SET EXERCISE:
Output every record below exactly as it appears.

________________

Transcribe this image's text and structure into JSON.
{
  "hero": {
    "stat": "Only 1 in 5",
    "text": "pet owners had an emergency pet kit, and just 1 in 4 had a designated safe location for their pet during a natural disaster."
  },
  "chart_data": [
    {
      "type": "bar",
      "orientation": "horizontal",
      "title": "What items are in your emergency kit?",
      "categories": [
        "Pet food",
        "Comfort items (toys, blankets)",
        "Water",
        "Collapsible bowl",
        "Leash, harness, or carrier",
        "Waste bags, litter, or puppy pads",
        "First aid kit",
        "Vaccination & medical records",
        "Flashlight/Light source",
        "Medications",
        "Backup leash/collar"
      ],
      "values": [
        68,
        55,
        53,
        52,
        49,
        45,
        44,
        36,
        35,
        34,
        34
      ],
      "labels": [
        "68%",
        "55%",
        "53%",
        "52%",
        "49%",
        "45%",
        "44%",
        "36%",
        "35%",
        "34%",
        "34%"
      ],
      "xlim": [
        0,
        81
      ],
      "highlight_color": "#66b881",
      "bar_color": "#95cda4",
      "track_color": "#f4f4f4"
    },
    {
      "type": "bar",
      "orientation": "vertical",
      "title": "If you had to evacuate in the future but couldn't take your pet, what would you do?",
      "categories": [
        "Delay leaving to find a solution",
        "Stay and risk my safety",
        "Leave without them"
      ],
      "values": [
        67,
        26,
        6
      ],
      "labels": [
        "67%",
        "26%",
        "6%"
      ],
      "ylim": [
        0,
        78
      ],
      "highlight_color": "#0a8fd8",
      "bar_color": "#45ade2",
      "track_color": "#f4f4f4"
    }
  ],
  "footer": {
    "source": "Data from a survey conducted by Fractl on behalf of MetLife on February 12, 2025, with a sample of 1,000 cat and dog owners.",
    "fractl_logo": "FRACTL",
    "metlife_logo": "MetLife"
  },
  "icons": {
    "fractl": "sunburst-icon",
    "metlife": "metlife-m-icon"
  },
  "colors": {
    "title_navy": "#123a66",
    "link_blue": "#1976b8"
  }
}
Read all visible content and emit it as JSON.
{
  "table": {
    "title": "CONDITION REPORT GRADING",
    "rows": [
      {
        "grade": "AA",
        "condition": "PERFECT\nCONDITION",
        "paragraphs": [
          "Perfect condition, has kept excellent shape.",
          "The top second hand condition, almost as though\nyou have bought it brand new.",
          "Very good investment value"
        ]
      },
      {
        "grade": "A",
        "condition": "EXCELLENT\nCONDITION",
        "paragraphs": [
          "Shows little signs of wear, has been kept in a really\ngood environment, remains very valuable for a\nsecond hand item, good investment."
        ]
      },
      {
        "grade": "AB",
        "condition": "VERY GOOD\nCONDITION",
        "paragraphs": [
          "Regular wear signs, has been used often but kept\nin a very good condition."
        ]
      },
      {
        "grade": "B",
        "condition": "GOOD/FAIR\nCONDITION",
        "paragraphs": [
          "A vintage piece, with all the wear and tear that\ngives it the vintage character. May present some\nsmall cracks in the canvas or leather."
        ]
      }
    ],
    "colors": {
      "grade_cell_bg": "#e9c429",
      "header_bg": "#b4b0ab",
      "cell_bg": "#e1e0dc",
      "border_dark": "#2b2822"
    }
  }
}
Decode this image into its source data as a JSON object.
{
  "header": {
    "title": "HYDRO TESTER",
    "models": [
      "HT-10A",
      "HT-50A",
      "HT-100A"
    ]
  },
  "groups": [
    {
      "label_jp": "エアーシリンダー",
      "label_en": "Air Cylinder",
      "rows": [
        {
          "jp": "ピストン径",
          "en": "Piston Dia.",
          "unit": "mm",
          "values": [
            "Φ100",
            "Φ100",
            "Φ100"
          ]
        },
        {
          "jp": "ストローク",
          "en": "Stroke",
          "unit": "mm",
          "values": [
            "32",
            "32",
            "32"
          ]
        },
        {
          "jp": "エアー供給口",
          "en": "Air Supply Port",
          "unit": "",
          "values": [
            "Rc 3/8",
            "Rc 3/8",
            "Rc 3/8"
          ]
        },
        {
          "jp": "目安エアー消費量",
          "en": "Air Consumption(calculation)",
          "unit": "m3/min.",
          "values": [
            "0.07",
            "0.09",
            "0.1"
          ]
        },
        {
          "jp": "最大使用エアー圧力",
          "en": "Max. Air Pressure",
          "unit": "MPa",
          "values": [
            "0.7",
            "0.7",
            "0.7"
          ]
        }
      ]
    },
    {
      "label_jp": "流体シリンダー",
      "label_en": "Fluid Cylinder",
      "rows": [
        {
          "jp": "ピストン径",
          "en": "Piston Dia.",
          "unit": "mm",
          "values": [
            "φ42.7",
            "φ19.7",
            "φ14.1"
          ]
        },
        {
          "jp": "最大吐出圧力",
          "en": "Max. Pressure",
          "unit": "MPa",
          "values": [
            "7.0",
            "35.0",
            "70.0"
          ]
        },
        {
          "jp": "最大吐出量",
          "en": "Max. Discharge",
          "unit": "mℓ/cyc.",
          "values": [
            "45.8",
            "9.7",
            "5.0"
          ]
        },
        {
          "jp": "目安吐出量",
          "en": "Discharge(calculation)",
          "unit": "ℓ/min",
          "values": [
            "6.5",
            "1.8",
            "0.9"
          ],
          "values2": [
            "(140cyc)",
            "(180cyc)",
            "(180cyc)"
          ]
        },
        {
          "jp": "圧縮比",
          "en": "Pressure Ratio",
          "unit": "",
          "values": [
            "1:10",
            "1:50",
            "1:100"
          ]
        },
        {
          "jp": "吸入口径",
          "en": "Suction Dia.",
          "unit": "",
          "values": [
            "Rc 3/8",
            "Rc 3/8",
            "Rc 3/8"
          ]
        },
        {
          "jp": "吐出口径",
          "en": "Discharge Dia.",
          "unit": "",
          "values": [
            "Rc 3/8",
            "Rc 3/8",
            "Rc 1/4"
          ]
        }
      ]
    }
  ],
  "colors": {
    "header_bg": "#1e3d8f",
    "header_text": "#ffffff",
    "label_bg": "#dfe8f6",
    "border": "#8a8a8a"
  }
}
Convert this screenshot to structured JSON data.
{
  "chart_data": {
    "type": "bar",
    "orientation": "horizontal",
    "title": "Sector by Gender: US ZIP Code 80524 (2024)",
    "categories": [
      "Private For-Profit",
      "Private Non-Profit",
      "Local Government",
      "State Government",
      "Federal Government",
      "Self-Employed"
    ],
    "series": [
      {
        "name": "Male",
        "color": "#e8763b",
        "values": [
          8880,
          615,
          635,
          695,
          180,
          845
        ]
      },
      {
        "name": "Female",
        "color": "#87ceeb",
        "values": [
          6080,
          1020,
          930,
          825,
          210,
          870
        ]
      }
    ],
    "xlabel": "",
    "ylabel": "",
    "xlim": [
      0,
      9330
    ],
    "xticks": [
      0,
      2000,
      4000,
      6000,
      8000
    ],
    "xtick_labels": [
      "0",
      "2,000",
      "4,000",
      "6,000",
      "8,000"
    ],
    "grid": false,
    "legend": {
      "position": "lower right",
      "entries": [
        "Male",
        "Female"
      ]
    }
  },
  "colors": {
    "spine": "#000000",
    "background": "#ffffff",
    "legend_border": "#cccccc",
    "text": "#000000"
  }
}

________________

WRITTEN RESPONSE:
Transcribe this image's text and structure into JSON.
{
  "hero": {
    "stat": "Only 1 in 5",
    "text": "pet owners had an emergency pet kit, and just 1 in 4 had a designated safe location for their pet during a natural disaster."
  },
  "chart_data": [
    {
      "type": "bar",
      "orientation": "horizontal",
      "title": "What items are in your emergency kit?",
      "categories": [
        "Pet food",
        "Comfort items (toys, blankets)",
        "Water",
        "Collapsible bowl",
        "Leash, harness, or carrier",
        "Waste bags, litter, or puppy pads",
        "First aid kit",
        "Vaccination & medical records",
        "Flashlight/Light source",
        "Medications",
        "Backup leash/collar"
      ],
      "values": [
        68,
        55,
        53,
        52,
        49,
        45,
        44,
        36,
        35,
        34,
        34
      ],
      "labels": [
        "68%",
        "55%",
        "53%",
        "52%",
        "49%",
        "45%",
        "44%",
        "36%",
        "35%",
        "34%",
        "34%"
      ],
      "xlim": [
        0,
        81
      ],
      "highlight_color": "#66b881",
      "bar_color": "#95cda4",
      "track_color": "#f4f4f4"
    },
    {
      "type": "bar",
      "orientation": "vertical",
      "title": "If you had to evacuate in the future but couldn't take your pet, what would you do?",
      "categories": [
        "Delay leaving to find a solution",
        "Stay and risk my safety",
        "Leave without them"
      ],
      "values": [
        67,
        26,
        6
      ],
      "labels": [
        "67%",
        "26%",
        "6%"
      ],
      "ylim": [
        0,
        78
      ],
      "highlight_color": "#0a8fd8",
      "bar_color": "#45ade2",
      "track_color": "#f4f4f4"
    }
  ],
  "footer": {
    "source": "Data from a survey conducted by Fractl on behalf of MetLife on February 12, 2025, with a sample of 1,000 cat and dog owners.",
    "fractl_logo": "FRACTL",
    "metlife_logo": "MetLife"
  },
  "icons": {
    "fractl": "sunburst-icon",
    "metlife": "metlife-m-icon"
  },
  "colors": {
    "title_navy": "#123a66",
    "link_blue": "#1976b8"
  }
}
Read all visible content and emit it as JSON.
{
  "table": {
    "title": "CONDITION REPORT GRADING",
    "rows": [
      {
        "grade": "AA",
        "condition": "PERFECT\nCONDITION",
        "paragraphs": [
          "Perfect condition, has kept excellent shape.",
          "The top second hand condition, almost as though\nyou have bought it brand new.",
          "Very good investment value"
        ]
      },
      {
        "grade": "A",
        "condition": "EXCELLENT\nCONDITION",
        "paragraphs": [
          "Shows little signs of wear, has been kept in a really\ngood environment, remains very valuable for a\nsecond hand item, good investment."
        ]
      },
      {
        "grade": "AB",
        "condition": "VERY GOOD\nCONDITION",
        "paragraphs": [
          "Regular wear signs, has been used often but kept\nin a very good condition."
        ]
      },
      {
        "grade": "B",
        "condition": "GOOD/FAIR\nCONDITION",
        "paragraphs": [
          "A vintage piece, with all the wear and tear that\ngives it the vintage character. May present some\nsmall cracks in the canvas or leather."
        ]
      }
    ],
    "colors": {
      "grade_cell_bg": "#e9c429",
      "header_bg": "#b4b0ab",
      "cell_bg": "#e1e0dc",
      "border_dark": "#2b2822"
    }
  }
}
Decode this image into its source data as a JSON object.
{
  "header": {
    "title": "HYDRO TESTER",
    "models": [
      "HT-10A",
      "HT-50A",
      "HT-100A"
    ]
  },
  "groups": [
    {
      "label_jp": "エアーシリンダー",
      "label_en": "Air Cylinder",
      "rows": [
        {
          "jp": "ピストン径",
          "en": "Piston Dia.",
          "unit": "mm",
          "values": [
            "Φ100",
            "Φ100",
            "Φ100"
          ]
        },
        {
          "jp": "ストローク",
          "en": "Stroke",
          "unit": "mm",
          "values": [
            "32",
            "32",
            "32"
          ]
        },
        {
          "jp": "エアー供給口",
          "en": "Air Supply Port",
          "unit": "",
          "values": [
            "Rc 3/8",
            "Rc 3/8",
            "Rc 3/8"
          ]
        },
        {
          "jp": "目安エアー消費量",
          "en": "Air Consumption(calculation)",
          "unit": "m3/min.",
          "values": [
            "0.07",
            "0.09",
            "0.1"
          ]
        },
        {
          "jp": "最大使用エアー圧力",
          "en": "Max. Air Pressure",
          "unit": "MPa",
          "values": [
            "0.7",
            "0.7",
            "0.7"
          ]
        }
      ]
    },
    {
      "label_jp": "流体シリンダー",
      "label_en": "Fluid Cylinder",
      "rows": [
        {
          "jp": "ピストン径",
          "en": "Piston Dia.",
          "unit": "mm",
          "values": [
            "φ42.7",
            "φ19.7",
            "φ14.1"
          ]
        },
        {
          "jp": "最大吐出圧力",
          "en": "Max. Pressure",
          "unit": "MPa",
          "values": [
            "7.0",
            "35.0",
            "70.0"
          ]
        },
        {
          "jp": "最大吐出量",
          "en": "Max. Discharge",
          "unit": "mℓ/cyc.",
          "values": [
            "45.8",
            "9.7",
            "5.0"
          ]
        },
        {
          "jp": "目安吐出量",
          "en": "Discharge(calculation)",
          "unit": "ℓ/min",
          "values": [
            "6.5",
            "1.8",
            "0.9"
          ],
          "values2": [
            "(140cyc)",
            "(180cyc)",
            "(180cyc)"
          ]
        },
        {
          "jp": "圧縮比",
          "en": "Pressure Ratio",
          "unit": "",
          "values": [
            "1:10",
            "1:50",
            "1:100"
          ]
        },
        {
          "jp": "吸入口径",
          "en": "Suction Dia.",
          "unit": "",
          "values": [
            "Rc 3/8",
            "Rc 3/8",
            "Rc 3/8"
          ]
        },
        {
          "jp": "吐出口径",
          "en": "Discharge Dia.",
          "unit": "",
          "values": [
            "Rc 3/8",
            "Rc 3/8",
            "Rc 1/4"
          ]
        }
      ]
    }
  ],
  "colors": {
    "header_bg": "#1e3d8f",
    "header_text": "#ffffff",
    "label_bg": "#dfe8f6",
    "border": "#8a8a8a"
  }
}
Convert this screenshot to structured JSON data.
{
  "chart_data": {
    "type": "bar",
    "orientation": "horizontal",
    "title": "Sector by Gender: US ZIP Code 80524 (2024)",
    "categories": [
      "Private For-Profit",
      "Private Non-Profit",
      "Local Government",
      "State Government",
      "Federal Government",
      "Self-Employed"
    ],
    "series": [
      {
        "name": "Male",
        "color": "#e8763b",
        "values": [
          8880,
          615,
          635,
          695,
          180,
          845
        ]
      },
      {
        "name": "Female",
        "color": "#87ceeb",
        "values": [
          6080,
          1020,
          930,
          825,
          210,
          870
        ]
      }
    ],
    "xlabel": "",
    "ylabel": "",
    "xlim": [
      0,
      9330
    ],
    "xticks": [
      0,
      2000,
      4000,
      6000,
      8000
    ],
    "xtick_labels": [
      "0",
      "2,000",
      "4,000",
      "6,000",
      "8,000"
    ],
    "grid": false,
    "legend": {
      "position": "lower right",
      "entries": [
        "Male",
        "Female"
      ]
    }
  },
  "colors": {
    "spine": "#000000",
    "background": "#ffffff",
    "legend_border": "#cccccc",
    "text": "#000000"
  }
}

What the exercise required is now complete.